[Stated task] Write down every entry below once more, exactly.

[Start]

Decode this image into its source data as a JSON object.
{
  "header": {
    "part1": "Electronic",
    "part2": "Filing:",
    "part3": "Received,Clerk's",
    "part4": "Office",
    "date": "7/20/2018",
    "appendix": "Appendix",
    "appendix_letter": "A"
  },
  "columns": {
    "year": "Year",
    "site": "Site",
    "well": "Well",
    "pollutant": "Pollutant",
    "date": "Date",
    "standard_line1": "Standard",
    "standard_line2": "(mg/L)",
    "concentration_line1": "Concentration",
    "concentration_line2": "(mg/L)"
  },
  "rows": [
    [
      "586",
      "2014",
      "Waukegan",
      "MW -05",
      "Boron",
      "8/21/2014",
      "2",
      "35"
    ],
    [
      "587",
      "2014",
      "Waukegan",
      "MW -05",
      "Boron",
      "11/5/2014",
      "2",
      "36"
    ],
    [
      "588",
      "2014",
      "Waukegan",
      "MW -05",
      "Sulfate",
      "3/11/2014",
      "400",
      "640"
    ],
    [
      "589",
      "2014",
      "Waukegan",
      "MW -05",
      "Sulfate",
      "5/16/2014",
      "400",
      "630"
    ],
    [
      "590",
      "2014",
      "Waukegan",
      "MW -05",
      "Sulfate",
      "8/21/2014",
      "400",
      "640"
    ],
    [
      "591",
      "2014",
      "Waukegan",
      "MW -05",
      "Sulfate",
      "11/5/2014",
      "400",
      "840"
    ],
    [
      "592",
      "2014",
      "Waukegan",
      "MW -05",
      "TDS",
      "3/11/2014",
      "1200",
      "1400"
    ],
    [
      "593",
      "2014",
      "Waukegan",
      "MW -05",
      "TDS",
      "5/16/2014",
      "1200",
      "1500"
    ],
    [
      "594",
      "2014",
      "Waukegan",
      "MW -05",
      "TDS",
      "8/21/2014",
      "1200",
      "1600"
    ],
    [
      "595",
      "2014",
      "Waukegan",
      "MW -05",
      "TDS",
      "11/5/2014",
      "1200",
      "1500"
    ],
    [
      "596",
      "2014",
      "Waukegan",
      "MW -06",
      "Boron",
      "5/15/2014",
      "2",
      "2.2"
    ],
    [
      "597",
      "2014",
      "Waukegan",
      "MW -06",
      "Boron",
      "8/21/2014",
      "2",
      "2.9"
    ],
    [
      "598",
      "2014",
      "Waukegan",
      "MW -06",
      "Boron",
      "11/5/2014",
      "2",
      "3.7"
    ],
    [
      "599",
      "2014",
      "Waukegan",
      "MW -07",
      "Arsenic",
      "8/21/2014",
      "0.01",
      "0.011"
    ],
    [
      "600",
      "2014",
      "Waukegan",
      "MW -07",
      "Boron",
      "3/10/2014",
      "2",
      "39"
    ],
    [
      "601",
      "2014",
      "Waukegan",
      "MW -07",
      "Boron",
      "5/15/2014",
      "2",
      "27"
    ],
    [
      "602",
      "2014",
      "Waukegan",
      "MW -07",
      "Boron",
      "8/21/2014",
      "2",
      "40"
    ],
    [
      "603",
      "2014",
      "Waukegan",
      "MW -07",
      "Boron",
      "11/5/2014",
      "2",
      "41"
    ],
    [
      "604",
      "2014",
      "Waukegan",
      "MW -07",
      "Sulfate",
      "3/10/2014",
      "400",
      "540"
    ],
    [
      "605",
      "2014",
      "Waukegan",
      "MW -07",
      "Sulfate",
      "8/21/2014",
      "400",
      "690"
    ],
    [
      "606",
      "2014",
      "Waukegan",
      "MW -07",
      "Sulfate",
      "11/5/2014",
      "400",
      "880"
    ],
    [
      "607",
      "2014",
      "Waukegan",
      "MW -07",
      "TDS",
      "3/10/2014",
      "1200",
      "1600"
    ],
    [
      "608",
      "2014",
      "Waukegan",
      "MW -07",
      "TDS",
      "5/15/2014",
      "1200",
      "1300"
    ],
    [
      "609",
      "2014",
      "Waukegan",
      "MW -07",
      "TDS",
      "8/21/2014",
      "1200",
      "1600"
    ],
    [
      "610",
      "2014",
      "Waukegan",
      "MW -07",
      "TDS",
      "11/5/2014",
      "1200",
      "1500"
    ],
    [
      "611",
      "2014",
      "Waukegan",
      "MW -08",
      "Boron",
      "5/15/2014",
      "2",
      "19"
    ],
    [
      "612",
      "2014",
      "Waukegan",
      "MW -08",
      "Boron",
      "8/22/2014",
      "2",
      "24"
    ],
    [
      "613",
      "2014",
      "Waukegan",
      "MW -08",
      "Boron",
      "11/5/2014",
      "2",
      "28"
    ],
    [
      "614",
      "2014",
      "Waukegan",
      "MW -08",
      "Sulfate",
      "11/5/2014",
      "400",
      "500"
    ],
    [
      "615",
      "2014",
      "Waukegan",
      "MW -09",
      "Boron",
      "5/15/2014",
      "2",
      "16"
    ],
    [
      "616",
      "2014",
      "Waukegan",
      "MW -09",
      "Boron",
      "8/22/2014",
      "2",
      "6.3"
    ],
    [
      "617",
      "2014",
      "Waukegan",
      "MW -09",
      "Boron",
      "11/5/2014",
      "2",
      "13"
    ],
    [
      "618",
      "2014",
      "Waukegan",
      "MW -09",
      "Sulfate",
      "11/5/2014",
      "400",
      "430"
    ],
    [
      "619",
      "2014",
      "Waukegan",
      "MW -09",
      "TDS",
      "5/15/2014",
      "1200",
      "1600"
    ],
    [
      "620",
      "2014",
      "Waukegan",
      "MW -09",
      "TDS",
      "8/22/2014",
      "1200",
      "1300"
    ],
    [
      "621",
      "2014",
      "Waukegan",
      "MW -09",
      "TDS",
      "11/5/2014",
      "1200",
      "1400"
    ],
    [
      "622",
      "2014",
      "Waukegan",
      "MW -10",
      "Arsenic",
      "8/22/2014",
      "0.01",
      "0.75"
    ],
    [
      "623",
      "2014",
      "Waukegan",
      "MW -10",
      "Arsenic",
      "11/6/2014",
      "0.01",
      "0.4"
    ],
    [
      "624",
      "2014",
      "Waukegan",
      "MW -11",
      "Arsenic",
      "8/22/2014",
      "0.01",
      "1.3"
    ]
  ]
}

[End]

[Full answer]
Decode this image into its source data as a JSON object.
{
  "header": {
    "part1": "Electronic",
    "part2": "Filing:",
    "part3": "Received,Clerk's",
    "part4": "Office",
    "date": "7/20/2018",
    "appendix": "Appendix",
    "appendix_letter": "A"
  },
  "columns": {
    "year": "Year",
    "site": "Site",
    "well": "Well",
    "pollutant": "Pollutant",
    "date": "Date",
    "standard_line1": "Standard",
    "standard_line2": "(mg/L)",
    "concentration_line1": "Concentration",
    "concentration_line2": "(mg/L)"
  },
  "rows": [
    [
      "586",
      "2014",
      "Waukegan",
      "MW -05",
      "Boron",
      "8/21/2014",
      "2",
      "35"
    ],
    [
      "587",
      "2014",
      "Waukegan",
      "MW -05",
      "Boron",
      "11/5/2014",
      "2",
      "36"
    ],
    [
      "588",
      "2014",
      "Waukegan",
      "MW -05",
      "Sulfate",
      "3/11/2014",
      "400",
      "640"
    ],
    [
      "589",
      "2014",
      "Waukegan",
      "MW -05",
      "Sulfate",
      "5/16/2014",
      "400",
      "630"
    ],
    [
      "590",
      "2014",
      "Waukegan",
      "MW -05",
      "Sulfate",
      "8/21/2014",
      "400",
      "640"
    ],
    [
      "591",
      "2014",
      "Waukegan",
      "MW -05",
      "Sulfate",
      "11/5/2014",
      "400",
      "840"
    ],
    [
      "592",
      "2014",
      "Waukegan",
      "MW -05",
      "TDS",
      "3/11/2014",
      "1200",
      "1400"
    ],
    [
      "593",
      "2014",
      "Waukegan",
      "MW -05",
      "TDS",
      "5/16/2014",
      "1200",
      "1500"
    ],
    [
      "594",
      "2014",
      "Waukegan",
      "MW -05",
      "TDS",
      "8/21/2014",
      "1200",
      "1600"
    ],
    [
      "595",
      "2014",
      "Waukegan",
      "MW -05",
      "TDS",
      "11/5/2014",
      "1200",
      "1500"
    ],
    [
      "596",
      "2014",
      "Waukegan",
      "MW -06",
      "Boron",
      "5/15/2014",
      "2",
      "2.2"
    ],
    [
      "597",
      "2014",
      "Waukegan",
      "MW -06",
      "Boron",
      "8/21/2014",
      "2",
      "2.9"
    ],
    [
      "598",
      "2014",
      "Waukegan",
      "MW -06",
      "Boron",
      "11/5/2014",
      "2",
      "3.7"
    ],
    [
      "599",
      "2014",
      "Waukegan",
      "MW -07",
      "Arsenic",
      "8/21/2014",
      "0.01",
      "0.011"
    ],
    [
      "600",
      "2014",
      "Waukegan",
      "MW -07",
      "Boron",
      "3/10/2014",
      "2",
      "39"
    ],
    [
      "601",
      "2014",
      "Waukegan",
      "MW -07",
      "Boron",
      "5/15/2014",
      "2",
      "27"
    ],
    [
      "602",
      "2014",
      "Waukegan",
      "MW -07",
      "Boron",
      "8/21/2014",
      "2",
      "40"
    ],
    [
      "603",
      "2014",
      "Waukegan",
      "MW -07",
      "Boron",
      "11/5/2014",
      "2",
      "41"
    ],
    [
      "604",
      "2014",
      "Waukegan",
      "MW -07",
      "Sulfate",
      "3/10/2014",
      "400",
      "540"
    ],
    [
      "605",
      "2014",
      "Waukegan",
      "MW -07",
      "Sulfate",
      "8/21/2014",
      "400",
      "690"
    ],
    [
      "606",
      "2014",
      "Waukegan",
      "MW -07",
      "Sulfate",
      "11/5/2014",
      "400",
      "880"
    ],
    [
      "607",
      "2014",
      "Waukegan",
      "MW -07",
      "TDS",
      "3/10/2014",
      "1200",
      "1600"
    ],
    [
      "608",
      "2014",
      "Waukegan",
      "MW -07",
      "TDS",
      "5/15/2014",
      "1200",
      "1300"
    ],
    [
      "609",
      "2014",
      "Waukegan",
      "MW -07",
      "TDS",
      "8/21/2014",
      "1200",
      "1600"
    ],
    [
      "610",
      "2014",
      "Waukegan",
      "MW -07",
      "TDS",
      "11/5/2014",
      "1200",
      "1500"
    ],
    [
      "611",
      "2014",
      "Waukegan",
      "MW -08",
      "Boron",
      "5/15/2014",
      "2",
      "19"
    ],
    [
      "612",
      "2014",
      "Waukegan",
      "MW -08",
      "Boron",
      "8/22/2014",
      "2",
      "24"
    ],
    [
      "613",
      "2014",
      "Waukegan",
      "MW -08",
      "Boron",
      "11/5/2014",
      "2",
      "28"
    ],
    [
      "614",
      "2014",
      "Waukegan",
      "MW -08",
      "Sulfate",
      "11/5/2014",
      "400",
      "500"
    ],
    [
      "615",
      "2014",
      "Waukegan",
      "MW -09",
      "Boron",
      "5/15/2014",
      "2",
      "16"
    ],
    [
      "616",
      "2014",
      "Waukegan",
      "MW -09",
      "Boron",
      "8/22/2014",
      "2",
      "6.3"
    ],
    [
      "617",
      "2014",
      "Waukegan",
      "MW -09",
      "Boron",
      "11/5/2014",
      "2",
      "13"
    ],
    [
      "618",
      "2014",
      "Waukegan",
      "MW -09",
      "Sulfate",
      "11/5/2014",
      "400",
      "430"
    ],
    [
      "619",
      "2014",
      "Waukegan",
      "MW -09",
      "TDS",
      "5/15/2014",
      "1200",
      "1600"
    ],
    [
      "620",
      "2014",
      "Waukegan",
      "MW -09",
      "TDS",
      "8/22/2014",
      "1200",
      "1300"
    ],
    [
      "621",
      "2014",
      "Waukegan",
      "MW -09",
      "TDS",
      "11/5/2014",
      "1200",
      "1400"
    ],
    [
      "622",
      "2014",
      "Waukegan",
      "MW -10",
      "Arsenic",
      "8/22/2014",
      "0.01",
      "0.75"
    ],
    [
      "623",
      "2014",
      "Waukegan",
      "MW -10",
      "Arsenic",
      "11/6/2014",
      "0.01",
      "0.4"
    ],
    [
      "624",
      "2014",
      "Waukegan",
      "MW -11",
      "Arsenic",
      "8/22/2014",
      "0.01",
      "1.3"
    ]
  ]
}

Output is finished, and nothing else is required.